- _TASK TO CARRY OUT_: Extract every line below that contains the word "PARTICIPATING".
───── DATASET ─────
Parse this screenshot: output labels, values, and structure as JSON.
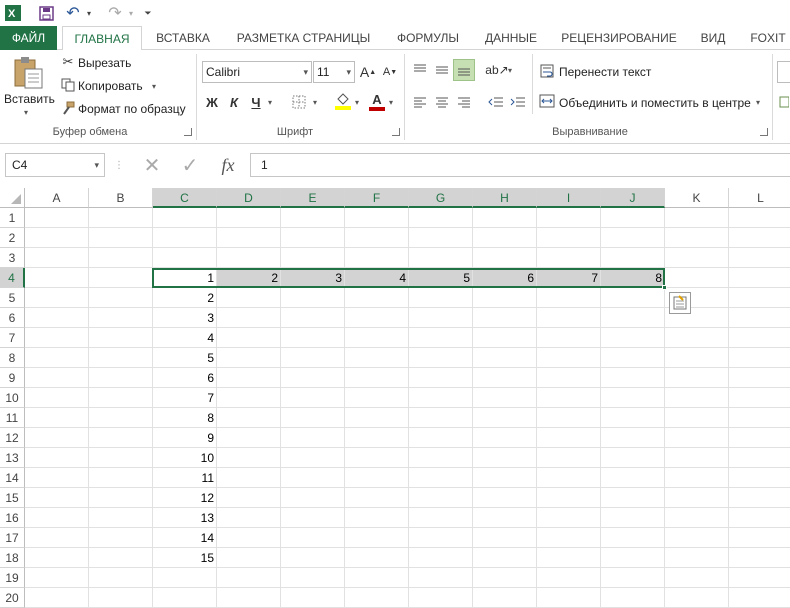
{
  "quick_access": {
    "undo_glyph": "↶",
    "redo_glyph": "↷",
    "more_glyph": "⏷"
  },
  "tabs": [
    "ФАЙЛ",
    "ГЛАВНАЯ",
    "ВСТАВКА",
    "РАЗМЕТКА СТРАНИЦЫ",
    "ФОРМУЛЫ",
    "ДАННЫЕ",
    "РЕЦЕНЗИРОВАНИЕ",
    "ВИД",
    "FOXIT"
  ],
  "active_tab": "ГЛАВНАЯ",
  "ribbon": {
    "clipboard": {
      "paste_label": "Вставить",
      "cut_label": "Вырезать",
      "copy_label": "Копировать",
      "format_painter_label": "Формат по образцу",
      "group_label": "Буфер обмена"
    },
    "font": {
      "font_name": "Calibri",
      "font_size": "11",
      "bold": "Ж",
      "italic": "К",
      "underline": "Ч",
      "group_label": "Шрифт",
      "grow": "A",
      "shrink": "A"
    },
    "alignment": {
      "wrap_text_label": "Перенести текст",
      "merge_label": "Объединить и поместить в центре",
      "group_label": "Выравнивание"
    }
  },
  "formula_bar": {
    "name_box": "C4",
    "fx": "fx",
    "formula_value": "1"
  },
  "sheet": {
    "columns": [
      "A",
      "B",
      "C",
      "D",
      "E",
      "F",
      "G",
      "H",
      "I",
      "J",
      "K",
      "L"
    ],
    "rows": [
      "1",
      "2",
      "3",
      "4",
      "5",
      "6",
      "7",
      "8",
      "9",
      "10",
      "11",
      "12",
      "13",
      "14",
      "15",
      "16",
      "17",
      "18",
      "19",
      "20"
    ],
    "selected_columns": [
      "C",
      "D",
      "E",
      "F",
      "G",
      "H",
      "I",
      "J"
    ],
    "selected_row": "4",
    "row4_values": {
      "C": "1",
      "D": "2",
      "E": "3",
      "F": "4",
      "G": "5",
      "H": "6",
      "I": "7",
      "J": "8"
    },
    "columnC_values": {
      "5": "2",
      "6": "3",
      "7": "4",
      "8": "5",
      "9": "6",
      "10": "7",
      "11": "8",
      "12": "9",
      "13": "10",
      "14": "11",
      "15": "12",
      "16": "13",
      "17": "14",
      "18": "15"
    }
  },
  "colors": {
    "accent": "#217346",
    "selection_fill": "#d3d3d3",
    "font_color_bar": "#c00000",
    "highlight_bar": "#ffff00"
  }
}
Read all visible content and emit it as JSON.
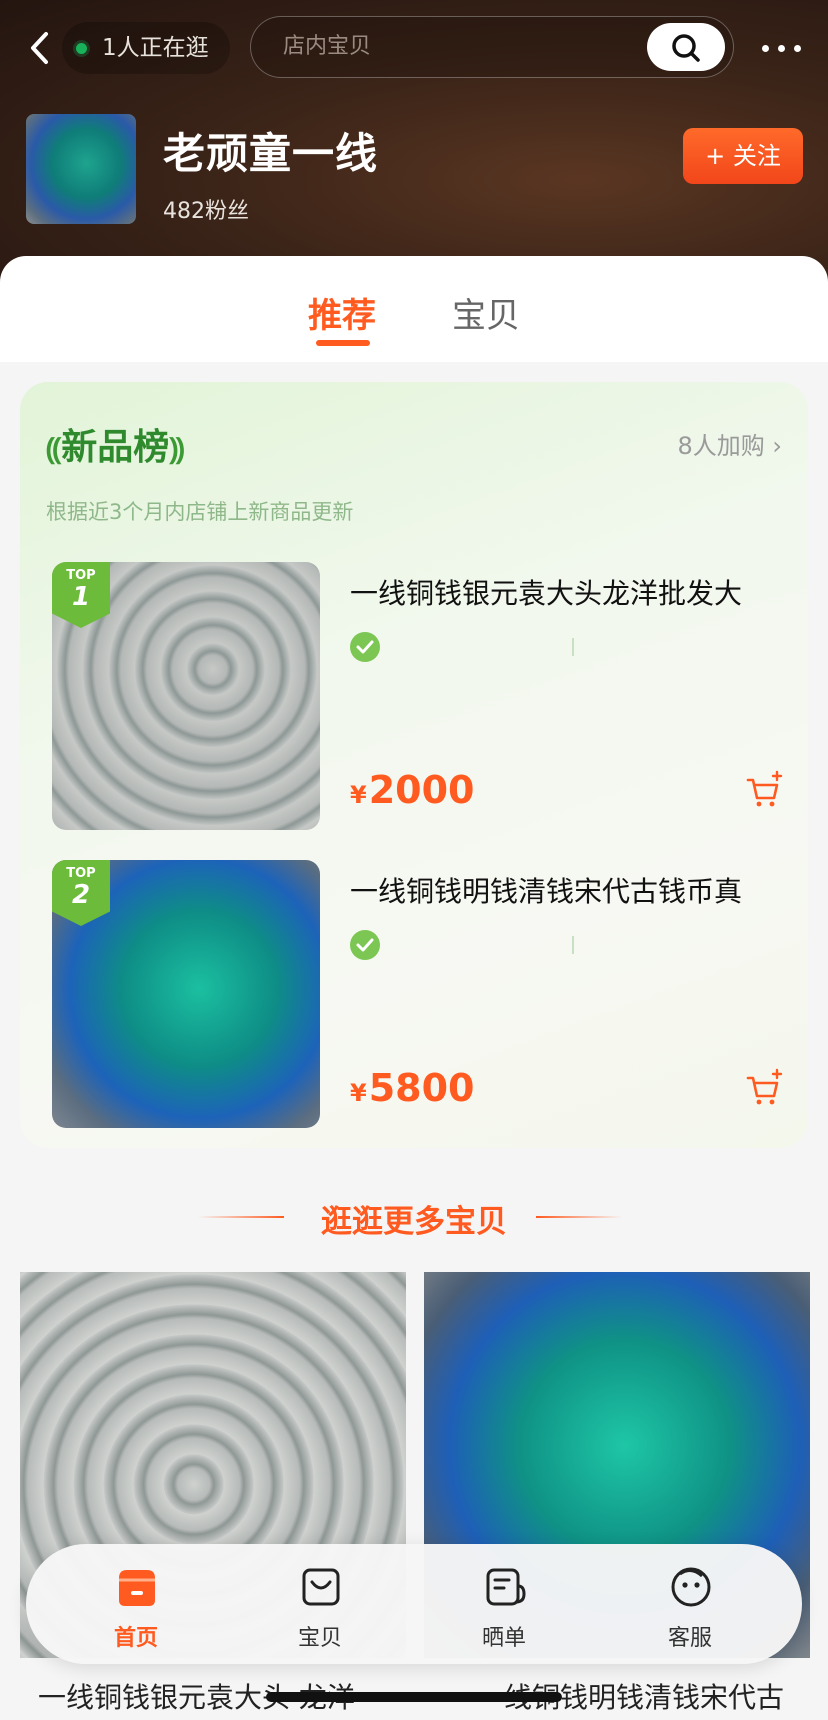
{
  "header": {
    "visitors_text": "1人正在逛",
    "search_placeholder": "店内宝贝",
    "shop_name": "老顽童一线",
    "fans": "482粉丝",
    "follow_label": "+ 关注"
  },
  "tabs": [
    {
      "label": "推荐",
      "active": true
    },
    {
      "label": "宝贝",
      "active": false
    }
  ],
  "new_arrivals": {
    "title": "新品榜",
    "cart_count": "8人加购",
    "subtitle": "根据近3个月内店铺上新商品更新",
    "items": [
      {
        "badge_top": "TOP",
        "rank": "1",
        "name": "一线铜钱银元袁大头龙洋批发大",
        "currency": "¥",
        "price": "2000"
      },
      {
        "badge_top": "TOP",
        "rank": "2",
        "name": "一线铜钱明钱清钱宋代古钱币真",
        "currency": "¥",
        "price": "5800"
      }
    ]
  },
  "more": {
    "title": "逛逛更多宝贝",
    "items": [
      {
        "name": "一线铜钱银元袁大头 龙洋"
      },
      {
        "name": "一线铜钱明钱清钱宋代古"
      }
    ]
  },
  "bottom_nav": [
    {
      "label": "首页",
      "icon": "home-icon",
      "active": true
    },
    {
      "label": "宝贝",
      "icon": "bag-icon",
      "active": false
    },
    {
      "label": "晒单",
      "icon": "review-icon",
      "active": false
    },
    {
      "label": "客服",
      "icon": "service-icon",
      "active": false
    }
  ],
  "colors": {
    "accent": "#ff5a1f",
    "green": "#2f8a2e",
    "header_bg": "#3b2418"
  }
}
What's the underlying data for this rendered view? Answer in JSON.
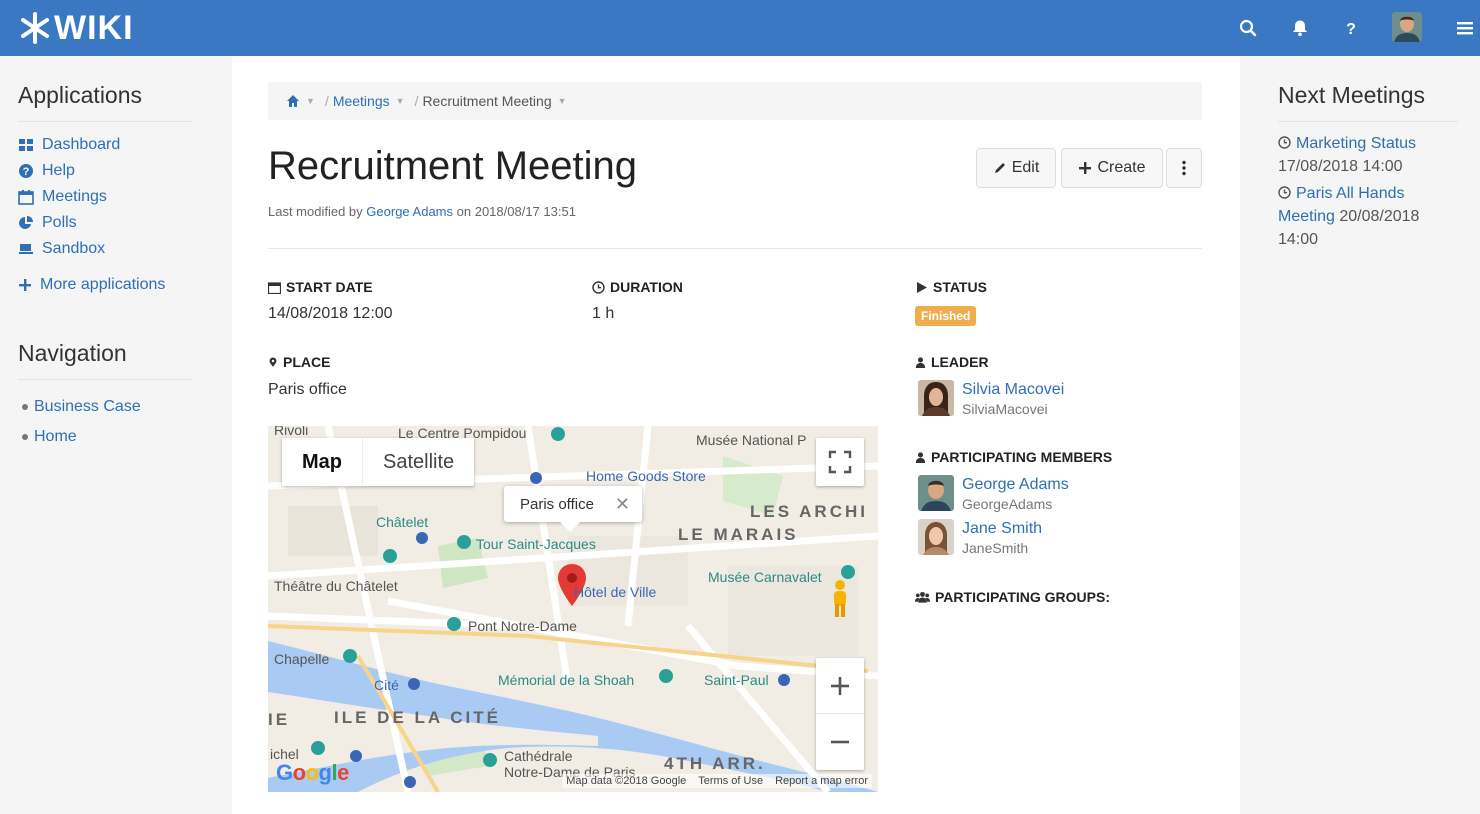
{
  "brand": {
    "name": "WIKI"
  },
  "colors": {
    "topbar": "#3a78c3",
    "link": "#2f6fb3",
    "status_badge": "#f0ad4e"
  },
  "topbar": {
    "icons": [
      "search-icon",
      "bell-icon",
      "question-icon",
      "avatar",
      "hamburger-icon"
    ]
  },
  "left": {
    "applications_title": "Applications",
    "apps": [
      {
        "label": "Dashboard",
        "icon": "dashboard-icon"
      },
      {
        "label": "Help",
        "icon": "help-icon"
      },
      {
        "label": "Meetings",
        "icon": "calendar-icon"
      },
      {
        "label": "Polls",
        "icon": "pie-chart-icon"
      },
      {
        "label": "Sandbox",
        "icon": "sandbox-icon"
      }
    ],
    "more_apps": "More applications",
    "navigation_title": "Navigation",
    "nav": [
      "Business Case",
      "Home"
    ]
  },
  "breadcrumb": {
    "items": [
      "Meetings",
      "Recruitment Meeting"
    ]
  },
  "page": {
    "title": "Recruitment Meeting",
    "last_modified_prefix": "Last modified by",
    "last_modified_user": "George Adams",
    "last_modified_on": "on 2018/08/17 13:51",
    "edit_label": "Edit",
    "create_label": "Create"
  },
  "fields": {
    "start_date_label": "START DATE",
    "start_date": "14/08/2018 12:00",
    "duration_label": "DURATION",
    "duration": "1 h",
    "status_label": "STATUS",
    "status": "Finished",
    "place_label": "PLACE",
    "place": "Paris office",
    "leader_label": "LEADER",
    "leader": {
      "name": "Silvia Macovei",
      "user": "SilviaMacovei"
    },
    "members_label": "PARTICIPATING MEMBERS",
    "members": [
      {
        "name": "George Adams",
        "user": "GeorgeAdams"
      },
      {
        "name": "Jane Smith",
        "user": "JaneSmith"
      }
    ],
    "groups_label": "PARTICIPATING GROUPS:"
  },
  "map": {
    "tab_map": "Map",
    "tab_satellite": "Satellite",
    "popup": "Paris office",
    "labels": {
      "rivoli": "Rivoli",
      "pompidou": "Le Centre Pompidou",
      "musee_national": "Musée National P",
      "home_goods": "Home Goods Store",
      "les_archi": "LES ARCHI",
      "le_marais": "LE MARAIS",
      "chatelet": "Châtelet",
      "tour_st_jacques": "Tour Saint-Jacques",
      "theatre": "Théâtre du Châtelet",
      "hotel_de_ville": "Hôtel de Ville",
      "carnavalet": "Musée Carnavalet",
      "pont_nd": "Pont Notre-Dame",
      "chapelle": "Chapelle",
      "cite": "Cité",
      "shoah": "Mémorial de la Shoah",
      "saint_paul": "Saint-Paul",
      "ile_cite": "ILE DE LA CITÉ",
      "cathedrale": "Cathédrale",
      "notre_dame": "Notre-Dame de Paris",
      "arr": "4TH ARR.",
      "ichel": "ichel",
      "ie": "IE"
    },
    "google": "Google",
    "map_data": "Map data ©2018 Google",
    "terms": "Terms of Use",
    "report": "Report a map error"
  },
  "right": {
    "title": "Next Meetings",
    "meetings": [
      {
        "name": "Marketing Status",
        "date": "17/08/2018 14:00"
      },
      {
        "name_line1": "Paris All Hands",
        "name_line2": "Meeting",
        "date_part1": "20/08/2018",
        "date_part2": "14:00"
      }
    ]
  }
}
─────
- _RESULT_:
    "members_label": "PARTICIPATING MEMBERS",
    "groups_label": "PARTICIPATING GROUPS:"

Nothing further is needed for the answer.